• Task statement
Scan the lines below for the string "value" and report how many lines contain it, giving only the number.

• Supplied records
■ ■ ■ ■ ■ ■ ■

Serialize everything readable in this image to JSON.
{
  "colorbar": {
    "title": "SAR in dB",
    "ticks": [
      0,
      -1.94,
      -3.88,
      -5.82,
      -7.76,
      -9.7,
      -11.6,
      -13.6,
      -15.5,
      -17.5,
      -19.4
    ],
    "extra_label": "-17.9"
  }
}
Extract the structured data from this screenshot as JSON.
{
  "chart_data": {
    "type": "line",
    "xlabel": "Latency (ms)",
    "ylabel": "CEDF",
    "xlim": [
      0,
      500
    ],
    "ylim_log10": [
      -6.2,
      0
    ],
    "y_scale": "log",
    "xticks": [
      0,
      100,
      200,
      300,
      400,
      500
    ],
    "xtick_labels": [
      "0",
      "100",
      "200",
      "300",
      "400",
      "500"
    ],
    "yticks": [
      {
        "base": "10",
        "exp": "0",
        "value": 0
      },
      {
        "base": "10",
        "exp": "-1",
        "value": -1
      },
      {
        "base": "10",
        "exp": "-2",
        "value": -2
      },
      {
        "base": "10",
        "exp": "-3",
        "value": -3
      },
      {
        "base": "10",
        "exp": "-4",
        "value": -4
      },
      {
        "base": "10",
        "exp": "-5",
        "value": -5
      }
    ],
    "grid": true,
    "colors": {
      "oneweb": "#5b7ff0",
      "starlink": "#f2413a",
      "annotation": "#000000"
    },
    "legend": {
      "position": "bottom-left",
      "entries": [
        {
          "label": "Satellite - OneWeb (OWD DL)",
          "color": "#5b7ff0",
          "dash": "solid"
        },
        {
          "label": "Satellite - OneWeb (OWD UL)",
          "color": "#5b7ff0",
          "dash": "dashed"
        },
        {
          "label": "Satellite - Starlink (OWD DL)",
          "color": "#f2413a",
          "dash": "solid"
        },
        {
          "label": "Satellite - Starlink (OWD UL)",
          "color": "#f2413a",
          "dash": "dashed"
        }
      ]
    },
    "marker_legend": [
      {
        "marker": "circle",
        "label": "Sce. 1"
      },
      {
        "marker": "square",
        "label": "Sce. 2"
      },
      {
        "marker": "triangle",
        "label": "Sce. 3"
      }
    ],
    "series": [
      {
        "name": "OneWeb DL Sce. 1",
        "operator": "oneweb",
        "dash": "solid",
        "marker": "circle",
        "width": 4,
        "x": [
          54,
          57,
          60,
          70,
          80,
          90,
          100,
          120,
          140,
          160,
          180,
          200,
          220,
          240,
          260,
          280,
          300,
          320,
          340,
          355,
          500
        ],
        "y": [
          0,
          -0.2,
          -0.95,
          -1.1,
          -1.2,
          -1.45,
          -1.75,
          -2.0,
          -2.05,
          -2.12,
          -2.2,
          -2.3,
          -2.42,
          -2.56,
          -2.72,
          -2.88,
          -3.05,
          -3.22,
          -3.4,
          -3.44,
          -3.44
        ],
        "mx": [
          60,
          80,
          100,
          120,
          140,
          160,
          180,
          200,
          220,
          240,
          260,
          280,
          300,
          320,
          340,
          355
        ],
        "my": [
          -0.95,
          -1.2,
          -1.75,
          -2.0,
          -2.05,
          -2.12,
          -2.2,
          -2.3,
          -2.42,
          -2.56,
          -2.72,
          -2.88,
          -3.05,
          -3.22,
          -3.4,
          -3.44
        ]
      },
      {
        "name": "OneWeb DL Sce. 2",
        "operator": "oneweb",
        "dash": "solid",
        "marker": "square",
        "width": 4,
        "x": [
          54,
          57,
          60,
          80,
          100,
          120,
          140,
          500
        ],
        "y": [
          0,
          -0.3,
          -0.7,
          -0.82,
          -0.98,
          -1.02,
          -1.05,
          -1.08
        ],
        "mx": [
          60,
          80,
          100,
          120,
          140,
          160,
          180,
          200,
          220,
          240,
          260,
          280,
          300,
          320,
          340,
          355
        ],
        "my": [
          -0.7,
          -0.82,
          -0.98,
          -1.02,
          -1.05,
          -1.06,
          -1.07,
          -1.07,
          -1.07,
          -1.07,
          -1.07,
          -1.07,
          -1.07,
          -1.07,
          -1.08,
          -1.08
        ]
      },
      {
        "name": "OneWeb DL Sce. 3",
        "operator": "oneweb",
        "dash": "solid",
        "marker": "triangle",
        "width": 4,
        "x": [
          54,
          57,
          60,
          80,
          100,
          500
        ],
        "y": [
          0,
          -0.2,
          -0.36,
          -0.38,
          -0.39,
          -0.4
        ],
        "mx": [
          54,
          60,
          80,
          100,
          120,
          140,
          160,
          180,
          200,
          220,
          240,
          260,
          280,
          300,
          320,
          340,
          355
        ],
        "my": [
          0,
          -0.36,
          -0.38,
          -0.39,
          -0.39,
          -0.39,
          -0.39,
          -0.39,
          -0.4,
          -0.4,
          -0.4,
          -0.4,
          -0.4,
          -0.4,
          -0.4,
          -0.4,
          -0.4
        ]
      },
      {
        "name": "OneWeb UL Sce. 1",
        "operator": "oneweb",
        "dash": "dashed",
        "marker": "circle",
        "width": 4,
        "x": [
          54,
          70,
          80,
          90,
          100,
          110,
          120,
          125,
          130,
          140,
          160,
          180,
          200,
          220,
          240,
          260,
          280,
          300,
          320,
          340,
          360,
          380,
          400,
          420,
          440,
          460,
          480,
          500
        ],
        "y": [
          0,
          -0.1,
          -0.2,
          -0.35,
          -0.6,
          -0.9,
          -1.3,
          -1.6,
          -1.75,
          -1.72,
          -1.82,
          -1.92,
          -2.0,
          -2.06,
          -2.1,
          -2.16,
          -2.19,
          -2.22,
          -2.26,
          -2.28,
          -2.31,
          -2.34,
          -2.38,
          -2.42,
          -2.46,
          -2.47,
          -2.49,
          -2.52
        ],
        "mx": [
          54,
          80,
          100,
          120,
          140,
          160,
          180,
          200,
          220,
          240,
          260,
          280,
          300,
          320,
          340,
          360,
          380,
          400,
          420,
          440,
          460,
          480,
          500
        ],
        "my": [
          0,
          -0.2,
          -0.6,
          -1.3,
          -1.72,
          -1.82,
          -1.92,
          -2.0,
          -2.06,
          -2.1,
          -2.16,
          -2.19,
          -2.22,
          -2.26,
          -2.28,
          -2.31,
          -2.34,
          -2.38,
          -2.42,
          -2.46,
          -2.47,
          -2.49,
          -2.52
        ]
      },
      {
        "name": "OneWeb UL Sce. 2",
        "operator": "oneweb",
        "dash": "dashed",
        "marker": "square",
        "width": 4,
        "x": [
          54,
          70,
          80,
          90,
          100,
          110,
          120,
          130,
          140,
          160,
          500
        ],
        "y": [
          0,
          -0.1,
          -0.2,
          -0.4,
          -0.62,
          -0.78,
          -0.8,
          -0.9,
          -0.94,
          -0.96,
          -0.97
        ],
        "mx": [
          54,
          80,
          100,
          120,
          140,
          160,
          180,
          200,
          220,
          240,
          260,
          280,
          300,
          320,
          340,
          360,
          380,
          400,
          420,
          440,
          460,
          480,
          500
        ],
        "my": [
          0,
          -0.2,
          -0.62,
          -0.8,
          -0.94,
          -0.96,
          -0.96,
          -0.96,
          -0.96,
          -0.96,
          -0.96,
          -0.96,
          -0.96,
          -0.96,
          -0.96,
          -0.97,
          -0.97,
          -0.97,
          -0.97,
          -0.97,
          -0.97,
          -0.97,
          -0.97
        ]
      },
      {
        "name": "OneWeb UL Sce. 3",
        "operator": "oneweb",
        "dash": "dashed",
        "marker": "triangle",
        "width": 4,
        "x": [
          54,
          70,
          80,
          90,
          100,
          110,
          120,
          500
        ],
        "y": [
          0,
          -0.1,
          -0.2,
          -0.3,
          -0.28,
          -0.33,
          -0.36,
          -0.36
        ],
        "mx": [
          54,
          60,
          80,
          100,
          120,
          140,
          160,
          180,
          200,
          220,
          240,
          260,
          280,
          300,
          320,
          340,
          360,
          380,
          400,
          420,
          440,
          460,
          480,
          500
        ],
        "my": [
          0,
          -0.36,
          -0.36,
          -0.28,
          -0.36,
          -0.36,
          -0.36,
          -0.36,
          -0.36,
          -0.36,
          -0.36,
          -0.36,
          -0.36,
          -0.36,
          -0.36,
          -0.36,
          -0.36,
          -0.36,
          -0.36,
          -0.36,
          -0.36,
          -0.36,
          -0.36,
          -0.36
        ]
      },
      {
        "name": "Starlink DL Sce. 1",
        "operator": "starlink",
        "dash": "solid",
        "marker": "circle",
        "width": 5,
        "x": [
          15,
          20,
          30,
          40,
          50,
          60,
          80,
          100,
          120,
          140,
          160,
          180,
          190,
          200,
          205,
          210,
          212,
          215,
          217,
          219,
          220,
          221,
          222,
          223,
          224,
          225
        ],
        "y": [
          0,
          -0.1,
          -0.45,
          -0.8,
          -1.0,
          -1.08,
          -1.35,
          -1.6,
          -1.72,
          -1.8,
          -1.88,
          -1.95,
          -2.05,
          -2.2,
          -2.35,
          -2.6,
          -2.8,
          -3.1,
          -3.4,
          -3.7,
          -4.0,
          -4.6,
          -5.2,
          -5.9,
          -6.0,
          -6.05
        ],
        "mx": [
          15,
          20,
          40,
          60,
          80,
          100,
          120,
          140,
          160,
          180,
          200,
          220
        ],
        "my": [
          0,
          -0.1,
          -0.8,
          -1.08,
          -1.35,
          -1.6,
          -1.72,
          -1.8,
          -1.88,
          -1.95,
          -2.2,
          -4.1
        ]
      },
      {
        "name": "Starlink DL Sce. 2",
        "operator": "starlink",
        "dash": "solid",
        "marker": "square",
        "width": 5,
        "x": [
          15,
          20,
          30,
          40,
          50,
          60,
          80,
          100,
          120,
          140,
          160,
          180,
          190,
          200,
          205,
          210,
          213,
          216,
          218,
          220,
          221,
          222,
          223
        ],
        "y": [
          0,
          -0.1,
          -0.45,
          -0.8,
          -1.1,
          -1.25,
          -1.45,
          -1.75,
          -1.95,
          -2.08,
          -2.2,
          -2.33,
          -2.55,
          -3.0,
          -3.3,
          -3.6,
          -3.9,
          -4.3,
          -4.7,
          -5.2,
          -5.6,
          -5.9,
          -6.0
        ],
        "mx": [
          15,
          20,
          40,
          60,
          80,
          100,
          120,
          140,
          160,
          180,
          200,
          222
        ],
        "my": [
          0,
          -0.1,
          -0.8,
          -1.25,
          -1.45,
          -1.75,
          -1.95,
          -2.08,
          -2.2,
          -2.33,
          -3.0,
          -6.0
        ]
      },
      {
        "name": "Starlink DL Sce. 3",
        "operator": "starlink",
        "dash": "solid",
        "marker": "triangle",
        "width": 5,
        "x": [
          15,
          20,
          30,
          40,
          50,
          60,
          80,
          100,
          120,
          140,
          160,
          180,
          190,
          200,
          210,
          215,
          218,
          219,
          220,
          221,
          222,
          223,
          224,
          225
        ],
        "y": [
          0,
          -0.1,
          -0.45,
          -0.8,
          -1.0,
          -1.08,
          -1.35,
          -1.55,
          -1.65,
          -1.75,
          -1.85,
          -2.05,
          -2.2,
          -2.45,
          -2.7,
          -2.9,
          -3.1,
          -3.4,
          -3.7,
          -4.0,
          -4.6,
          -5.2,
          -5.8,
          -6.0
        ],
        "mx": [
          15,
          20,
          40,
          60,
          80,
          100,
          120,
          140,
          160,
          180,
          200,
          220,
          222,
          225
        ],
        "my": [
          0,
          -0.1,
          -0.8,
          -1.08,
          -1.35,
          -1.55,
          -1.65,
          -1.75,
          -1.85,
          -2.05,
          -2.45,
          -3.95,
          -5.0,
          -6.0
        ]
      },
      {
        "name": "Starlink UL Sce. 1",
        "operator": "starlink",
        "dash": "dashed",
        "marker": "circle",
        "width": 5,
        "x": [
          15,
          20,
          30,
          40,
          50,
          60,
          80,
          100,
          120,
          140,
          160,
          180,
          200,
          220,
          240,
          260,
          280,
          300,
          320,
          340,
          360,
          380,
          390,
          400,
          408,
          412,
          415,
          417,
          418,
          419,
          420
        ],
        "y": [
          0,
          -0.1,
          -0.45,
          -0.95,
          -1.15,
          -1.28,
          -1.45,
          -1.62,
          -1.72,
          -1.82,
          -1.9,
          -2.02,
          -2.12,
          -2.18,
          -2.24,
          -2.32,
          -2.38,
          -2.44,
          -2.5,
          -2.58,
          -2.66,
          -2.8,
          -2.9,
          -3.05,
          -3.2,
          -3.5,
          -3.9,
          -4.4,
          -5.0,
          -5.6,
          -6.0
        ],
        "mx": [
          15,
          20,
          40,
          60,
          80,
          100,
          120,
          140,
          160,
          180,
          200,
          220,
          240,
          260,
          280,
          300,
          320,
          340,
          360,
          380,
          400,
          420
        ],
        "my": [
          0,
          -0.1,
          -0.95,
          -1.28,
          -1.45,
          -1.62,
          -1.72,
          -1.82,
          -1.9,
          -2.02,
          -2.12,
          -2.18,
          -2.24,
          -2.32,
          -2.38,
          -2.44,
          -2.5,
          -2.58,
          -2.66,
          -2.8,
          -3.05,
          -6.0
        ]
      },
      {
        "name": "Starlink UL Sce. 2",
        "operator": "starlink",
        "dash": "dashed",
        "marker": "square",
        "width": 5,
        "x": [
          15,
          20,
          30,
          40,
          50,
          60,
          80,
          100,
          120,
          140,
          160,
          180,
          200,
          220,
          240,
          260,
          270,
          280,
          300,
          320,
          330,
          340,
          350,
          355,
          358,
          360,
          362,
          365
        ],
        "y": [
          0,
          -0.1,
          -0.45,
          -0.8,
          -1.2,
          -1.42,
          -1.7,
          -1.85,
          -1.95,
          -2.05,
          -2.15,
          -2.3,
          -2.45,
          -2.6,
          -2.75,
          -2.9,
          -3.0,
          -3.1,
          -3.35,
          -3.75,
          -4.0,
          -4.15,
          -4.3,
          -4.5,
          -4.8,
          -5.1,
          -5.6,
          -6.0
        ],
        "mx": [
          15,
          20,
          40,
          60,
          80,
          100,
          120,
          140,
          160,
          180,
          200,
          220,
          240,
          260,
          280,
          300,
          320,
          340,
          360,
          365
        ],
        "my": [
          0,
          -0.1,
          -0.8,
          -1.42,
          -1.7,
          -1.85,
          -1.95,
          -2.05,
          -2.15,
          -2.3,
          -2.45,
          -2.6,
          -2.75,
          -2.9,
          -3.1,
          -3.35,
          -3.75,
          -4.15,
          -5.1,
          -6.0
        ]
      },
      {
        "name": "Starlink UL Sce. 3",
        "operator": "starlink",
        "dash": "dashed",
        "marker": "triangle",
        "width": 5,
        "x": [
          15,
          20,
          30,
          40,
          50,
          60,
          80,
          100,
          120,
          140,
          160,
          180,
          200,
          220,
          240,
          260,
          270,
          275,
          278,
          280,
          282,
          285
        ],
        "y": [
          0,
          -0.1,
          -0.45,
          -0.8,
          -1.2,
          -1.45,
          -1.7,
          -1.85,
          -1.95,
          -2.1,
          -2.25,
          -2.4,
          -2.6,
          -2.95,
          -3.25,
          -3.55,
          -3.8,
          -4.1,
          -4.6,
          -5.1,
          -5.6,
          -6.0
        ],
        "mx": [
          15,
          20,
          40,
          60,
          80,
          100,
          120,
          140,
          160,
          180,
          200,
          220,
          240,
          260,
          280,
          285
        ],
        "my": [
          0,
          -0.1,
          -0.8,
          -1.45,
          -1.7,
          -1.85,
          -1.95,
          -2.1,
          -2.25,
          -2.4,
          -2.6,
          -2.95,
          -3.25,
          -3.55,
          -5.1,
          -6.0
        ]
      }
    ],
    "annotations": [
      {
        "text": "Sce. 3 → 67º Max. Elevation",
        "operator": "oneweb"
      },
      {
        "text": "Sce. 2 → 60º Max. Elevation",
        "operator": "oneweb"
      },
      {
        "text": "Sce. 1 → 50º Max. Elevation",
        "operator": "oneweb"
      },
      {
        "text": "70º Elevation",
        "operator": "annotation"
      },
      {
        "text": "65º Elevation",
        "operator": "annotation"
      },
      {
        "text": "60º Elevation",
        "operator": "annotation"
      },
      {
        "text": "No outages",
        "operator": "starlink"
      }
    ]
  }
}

■ ■ ■ ■ ■ ■ ■

• Solution to this task
6